::: Fragmento

Los espacios públicos son aún masculinos y masculinizantes. Zonas de incertidumbre donde la violencia física y simbólica contra las mujeres ha sido “normalizada” o aceptada socialmente. La impunidad está garantizada. Por ahora, el derecho a la ciudad para todas y todos es simple retórica.
Si bien los espacios públicos se diseñan para responder a ciertas necesidades y cumplir con determinadas actividades, son las personas quienes determinan su verdadera función y construyen su significado (Páramo, 2007). Estos significados perfilan usos y prácticas que se reproducen socialmente. A partir de una mirada histórica de la ciudad se observa que el espacio público ha sido el lenguaje silencioso de la sociedad: expresión de sus valores, excesos y temores que evidencia diferencias y desigualdades en el tiempo.
Los orígenes de la ciudad, como realidad y como concepto, han sido marcados, en gran medida, por la necesidad de garantizar márgenes de seguridad en las comunidades humanas. Para cumplir con ese objetivo, se generaron espacios, estructuras sociales y de poder, se estableció una relación “dentro-fuera” con fronteras como límite real y metafórico que hacían del espacio urbano un lugar ordenado y protegido de amenazas externas.
En ese proceso, lo público quedó como residual, no deseado y al servicio de quien no tenía más alternativa (Gutiérrez, 2005). De esta dinámica se desprende que el derecho a la ciudad para todos sus habitantes —a transitarla, apropiarse de ella y disfrutarla— se haya convertido en uno de los principios más vulnerados en tiempos recientes. La violencia en las urbes nos despoja de ese derecho.

::::::
::: Datos mostrados

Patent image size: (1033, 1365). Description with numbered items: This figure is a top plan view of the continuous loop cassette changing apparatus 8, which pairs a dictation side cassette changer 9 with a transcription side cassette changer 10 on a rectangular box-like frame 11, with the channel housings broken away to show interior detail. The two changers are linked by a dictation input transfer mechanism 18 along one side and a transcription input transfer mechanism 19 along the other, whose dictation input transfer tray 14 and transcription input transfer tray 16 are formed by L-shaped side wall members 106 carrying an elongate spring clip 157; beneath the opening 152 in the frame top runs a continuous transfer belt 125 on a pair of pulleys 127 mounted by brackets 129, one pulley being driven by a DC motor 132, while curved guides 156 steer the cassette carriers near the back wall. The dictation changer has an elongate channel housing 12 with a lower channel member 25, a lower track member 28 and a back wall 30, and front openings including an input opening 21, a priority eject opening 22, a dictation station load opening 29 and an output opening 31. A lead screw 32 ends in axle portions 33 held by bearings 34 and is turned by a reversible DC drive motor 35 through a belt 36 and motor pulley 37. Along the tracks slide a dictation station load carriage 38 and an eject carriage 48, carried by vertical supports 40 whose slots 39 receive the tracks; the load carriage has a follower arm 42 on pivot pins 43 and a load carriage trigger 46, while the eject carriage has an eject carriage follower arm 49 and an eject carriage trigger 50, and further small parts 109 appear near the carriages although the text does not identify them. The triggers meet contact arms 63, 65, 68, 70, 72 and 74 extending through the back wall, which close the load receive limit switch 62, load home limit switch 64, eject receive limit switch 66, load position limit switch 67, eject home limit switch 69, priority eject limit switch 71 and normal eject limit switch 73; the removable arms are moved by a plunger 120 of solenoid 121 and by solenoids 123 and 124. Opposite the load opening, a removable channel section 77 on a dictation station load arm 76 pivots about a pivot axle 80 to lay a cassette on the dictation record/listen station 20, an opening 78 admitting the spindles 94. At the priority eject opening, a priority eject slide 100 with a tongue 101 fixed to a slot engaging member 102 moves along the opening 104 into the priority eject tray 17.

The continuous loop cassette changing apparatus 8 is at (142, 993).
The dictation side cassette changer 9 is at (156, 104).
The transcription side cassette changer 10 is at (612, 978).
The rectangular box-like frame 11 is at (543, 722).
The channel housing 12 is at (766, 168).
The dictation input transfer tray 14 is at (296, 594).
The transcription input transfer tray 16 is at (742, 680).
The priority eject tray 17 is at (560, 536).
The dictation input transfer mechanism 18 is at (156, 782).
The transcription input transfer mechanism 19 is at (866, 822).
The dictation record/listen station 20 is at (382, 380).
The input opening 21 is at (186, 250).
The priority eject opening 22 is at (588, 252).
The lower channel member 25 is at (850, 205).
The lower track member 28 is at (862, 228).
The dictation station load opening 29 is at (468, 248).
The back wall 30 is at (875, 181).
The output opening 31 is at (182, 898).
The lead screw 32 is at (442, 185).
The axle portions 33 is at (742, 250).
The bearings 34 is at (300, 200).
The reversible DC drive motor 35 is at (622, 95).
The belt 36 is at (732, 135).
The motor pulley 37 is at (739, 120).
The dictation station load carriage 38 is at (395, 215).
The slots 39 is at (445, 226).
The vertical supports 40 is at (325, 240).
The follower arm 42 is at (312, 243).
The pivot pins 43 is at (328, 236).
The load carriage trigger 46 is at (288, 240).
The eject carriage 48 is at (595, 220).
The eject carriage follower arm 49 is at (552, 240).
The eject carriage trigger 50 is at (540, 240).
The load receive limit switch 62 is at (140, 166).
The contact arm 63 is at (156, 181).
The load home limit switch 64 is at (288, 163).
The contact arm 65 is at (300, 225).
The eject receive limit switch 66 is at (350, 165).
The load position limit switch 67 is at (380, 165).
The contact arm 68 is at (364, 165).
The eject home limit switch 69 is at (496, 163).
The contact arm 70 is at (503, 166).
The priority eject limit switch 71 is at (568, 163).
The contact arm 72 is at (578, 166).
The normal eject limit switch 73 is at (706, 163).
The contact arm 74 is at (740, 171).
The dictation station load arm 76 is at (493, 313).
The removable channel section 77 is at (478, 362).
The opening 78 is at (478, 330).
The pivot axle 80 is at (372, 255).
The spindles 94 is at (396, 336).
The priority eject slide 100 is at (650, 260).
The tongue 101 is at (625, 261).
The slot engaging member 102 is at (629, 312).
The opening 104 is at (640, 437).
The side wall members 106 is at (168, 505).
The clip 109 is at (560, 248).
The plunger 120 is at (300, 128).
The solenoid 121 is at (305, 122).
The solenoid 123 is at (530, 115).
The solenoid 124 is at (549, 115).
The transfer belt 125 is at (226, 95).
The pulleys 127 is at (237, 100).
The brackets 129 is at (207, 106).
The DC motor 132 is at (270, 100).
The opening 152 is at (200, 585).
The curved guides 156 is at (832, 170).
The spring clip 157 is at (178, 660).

::::::

**Lista de actividades:**
[A] Responde con base en el fragmento sobre los espacios públicos:
(i) ¿Quiénes determinan la verdadera función de los espacios públicos?
(ii) ¿Qué necesidad marcó en gran medida los orígenes de la ciudad?
(iii) ¿Cómo quedó lo público en ese proceso?
[B] Retoma el fragmento sobre los espacios públicos y continúalo a partir de su última oración.

**Resultados:**
[A]
(i) Las personas.
(ii) La necesidad de garantizar márgenes de seguridad en las comunidades humanas.
(iii) Como residual, no deseado y al servicio de quien no tenía más alternativa.

[B]
La violencia en las ciudades, la que se vive y la que se percibe, constituye una problemática emergente, compleja y preocupante en la agenda de gobiernos y sociedades. Sin embargo, estas violencias no son vividas ni sentidas de igual manera: no es lo mismo ser mujer que hombre, joven que adulto mayor, pobre que rico (Falú, 2014).
El miedo regula la vida social (Kessler, 2009), construyendo una idea de lo amenazante como la otredad, asociada a grupos o personas estigmatizados. En esta perspectiva, la espacialidad parece indiferente. Sin embargo, como una construcción permanente y conflictiva, el estudio de la ciudad reclama la incorporación de la categoría género en el análisis y la reflexión para dar cuenta de las asimetrías de las relaciones jerárquicas y de subordinación en su expresión territorial (Massey, 1994).